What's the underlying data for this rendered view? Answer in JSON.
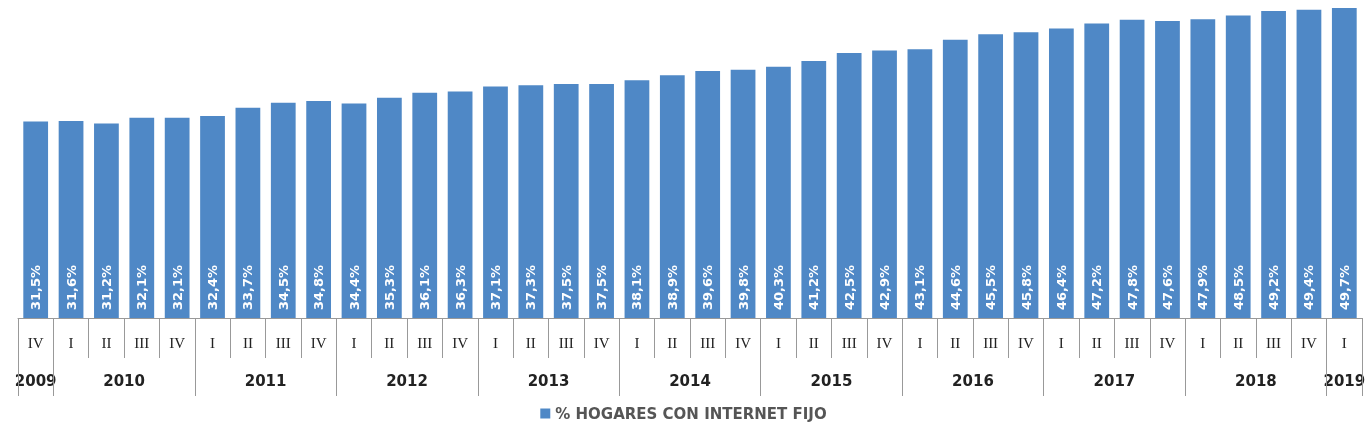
{
  "chart_data": {
    "type": "bar",
    "legend": "bottom",
    "categories": [
      "IV",
      "I",
      "II",
      "III",
      "IV",
      "I",
      "II",
      "III",
      "IV",
      "I",
      "II",
      "III",
      "IV",
      "I",
      "II",
      "III",
      "IV",
      "I",
      "II",
      "III",
      "IV",
      "I",
      "II",
      "III",
      "IV",
      "I",
      "II",
      "III",
      "IV",
      "I",
      "II",
      "III",
      "IV",
      "I",
      "II",
      "III",
      "IV",
      "I"
    ],
    "series": [
      {
        "name": "% HOGARES CON INTERNET FIJO",
        "color": "#4f88c6",
        "values": [
          31.5,
          31.6,
          31.2,
          32.1,
          32.1,
          32.4,
          33.7,
          34.5,
          34.8,
          34.4,
          35.3,
          36.1,
          36.3,
          37.1,
          37.3,
          37.5,
          37.5,
          38.1,
          38.9,
          39.6,
          39.8,
          40.3,
          41.2,
          42.5,
          42.9,
          43.1,
          44.6,
          45.5,
          45.8,
          46.4,
          47.2,
          47.8,
          47.6,
          47.9,
          48.5,
          49.2,
          49.4,
          49.7
        ],
        "value_labels": [
          "31,5%",
          "31,6%",
          "31,2%",
          "32,1%",
          "32,1%",
          "32,4%",
          "33,7%",
          "34,5%",
          "34,8%",
          "34,4%",
          "35,3%",
          "36,1%",
          "36,3%",
          "37,1%",
          "37,3%",
          "37,5%",
          "37,5%",
          "38,1%",
          "38,9%",
          "39,6%",
          "39,8%",
          "40,3%",
          "41,2%",
          "42,5%",
          "42,9%",
          "43,1%",
          "44,6%",
          "45,5%",
          "45,8%",
          "46,4%",
          "47,2%",
          "47,8%",
          "47,6%",
          "47,9%",
          "48,5%",
          "49,2%",
          "49,4%",
          "49,7%"
        ]
      }
    ],
    "annotations": [
      "2009",
      "2010",
      "2011",
      "2012",
      "2013",
      "2014",
      "2015",
      "2016",
      "2017",
      "2018",
      "2019"
    ]
  }
}
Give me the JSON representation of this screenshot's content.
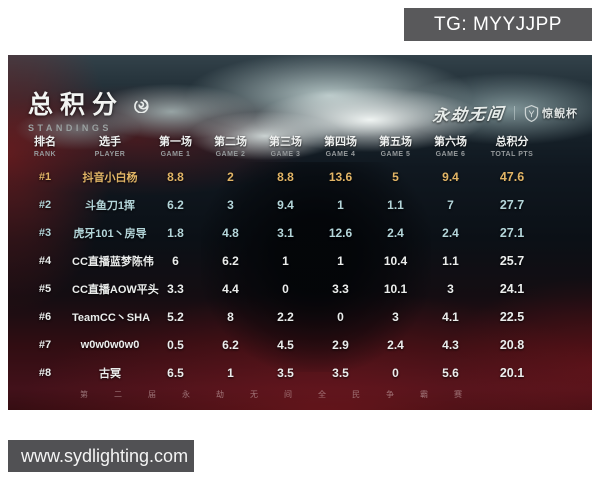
{
  "overlays": {
    "telegram_badge": "TG: MYYJJPP",
    "website_badge": "www.sydlighting.com"
  },
  "header": {
    "title": "总积分",
    "subtitle": "STANDINGS",
    "game_logo": "永劫无间",
    "event_logo": "惊鲵杯"
  },
  "footer_watermark": "第二届永劫无间全民争霸赛",
  "table": {
    "columns": [
      {
        "zh": "排名",
        "en": "RANK"
      },
      {
        "zh": "选手",
        "en": "PLAYER"
      },
      {
        "zh": "第一场",
        "en": "GAME 1"
      },
      {
        "zh": "第二场",
        "en": "GAME 2"
      },
      {
        "zh": "第三场",
        "en": "GAME 3"
      },
      {
        "zh": "第四场",
        "en": "GAME 4"
      },
      {
        "zh": "第五场",
        "en": "GAME 5"
      },
      {
        "zh": "第六场",
        "en": "GAME 6"
      },
      {
        "zh": "总积分",
        "en": "TOTAL PTS"
      }
    ],
    "rows": [
      {
        "rank": "#1",
        "player": "抖音小白杨",
        "games": [
          "8.8",
          "2",
          "8.8",
          "13.6",
          "5",
          "9.4"
        ],
        "total": "47.6",
        "tier": "gold"
      },
      {
        "rank": "#2",
        "player": "斗鱼刀1挥",
        "games": [
          "6.2",
          "3",
          "9.4",
          "1",
          "1.1",
          "7"
        ],
        "total": "27.7",
        "tier": "silver"
      },
      {
        "rank": "#3",
        "player": "虎牙101丶房导",
        "games": [
          "1.8",
          "4.8",
          "3.1",
          "12.6",
          "2.4",
          "2.4"
        ],
        "total": "27.1",
        "tier": "silver"
      },
      {
        "rank": "#4",
        "player": "CC直播蓝梦陈伟",
        "games": [
          "6",
          "6.2",
          "1",
          "1",
          "10.4",
          "1.1"
        ],
        "total": "25.7",
        "tier": "white"
      },
      {
        "rank": "#5",
        "player": "CC直播AOW平头",
        "games": [
          "3.3",
          "4.4",
          "0",
          "3.3",
          "10.1",
          "3"
        ],
        "total": "24.1",
        "tier": "white"
      },
      {
        "rank": "#6",
        "player": "TeamCC丶SHA",
        "games": [
          "5.2",
          "8",
          "2.2",
          "0",
          "3",
          "4.1"
        ],
        "total": "22.5",
        "tier": "white"
      },
      {
        "rank": "#7",
        "player": "w0w0w0w0",
        "games": [
          "0.5",
          "6.2",
          "4.5",
          "2.9",
          "2.4",
          "4.3"
        ],
        "total": "20.8",
        "tier": "white"
      },
      {
        "rank": "#8",
        "player": "古冥",
        "games": [
          "6.5",
          "1",
          "3.5",
          "3.5",
          "0",
          "5.6"
        ],
        "total": "20.1",
        "tier": "white"
      }
    ]
  },
  "colors": {
    "gold": "#e2b566",
    "silver": "#b4d6da",
    "white_row": "#ebedec",
    "badge_bg": "#59595b",
    "badge2_bg": "#515154"
  }
}
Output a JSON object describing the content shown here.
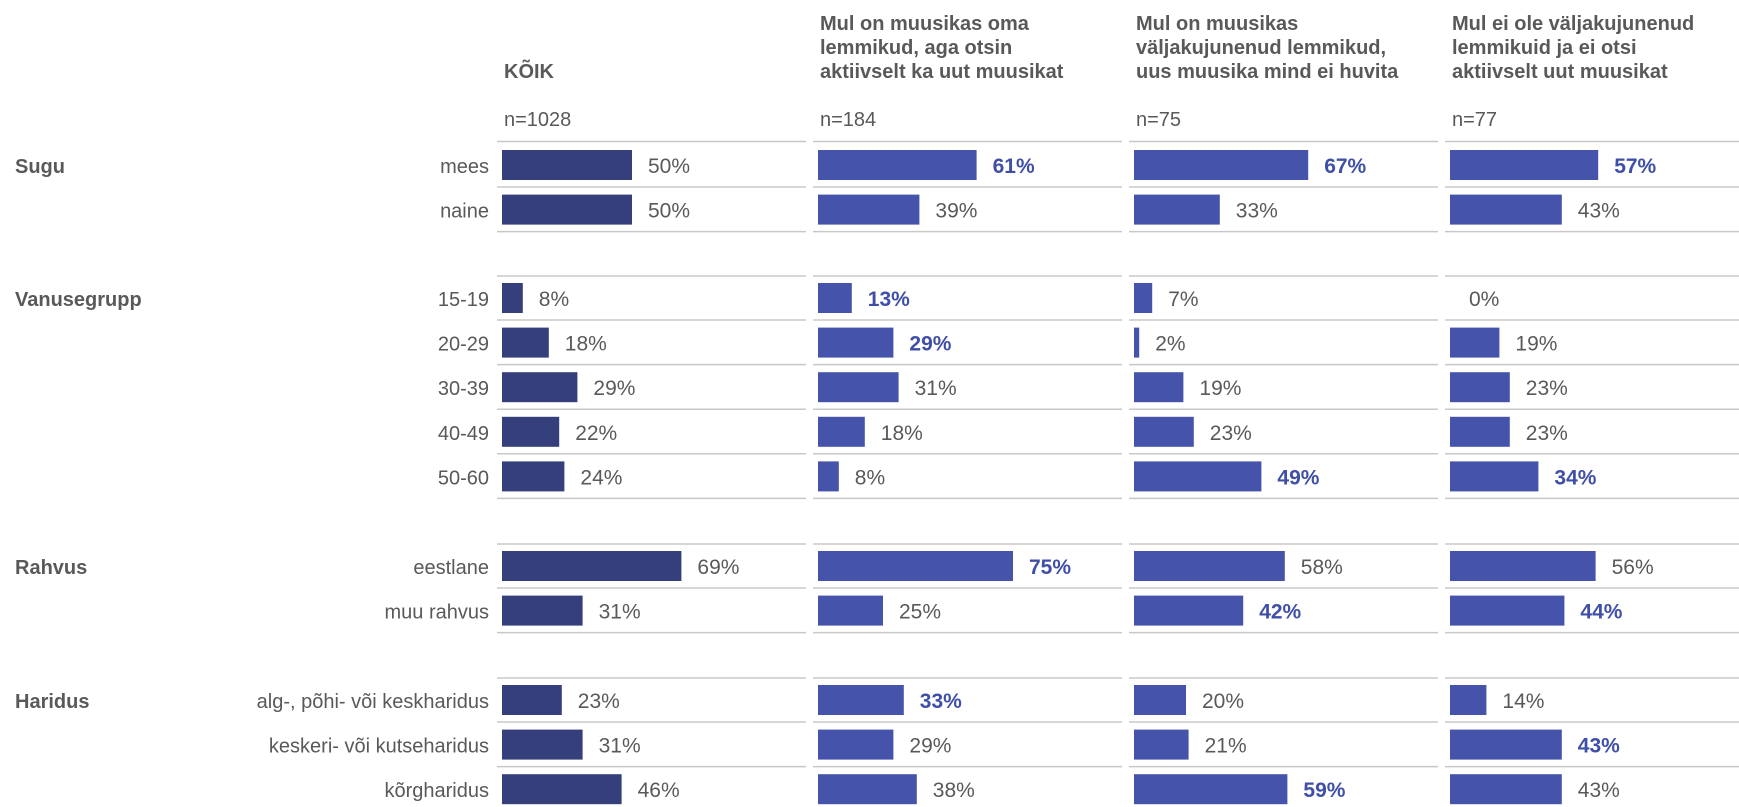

···

# PROBLEM TO WORK ON:
Pull every line containing "JSON" from the material above.

# SOLVED PROBLEM:
What's the underlying data for this rendered view? Answer in JSON.
Give me the JSON representation of this screenshot's content.
Output a JSON object describing the content shown here.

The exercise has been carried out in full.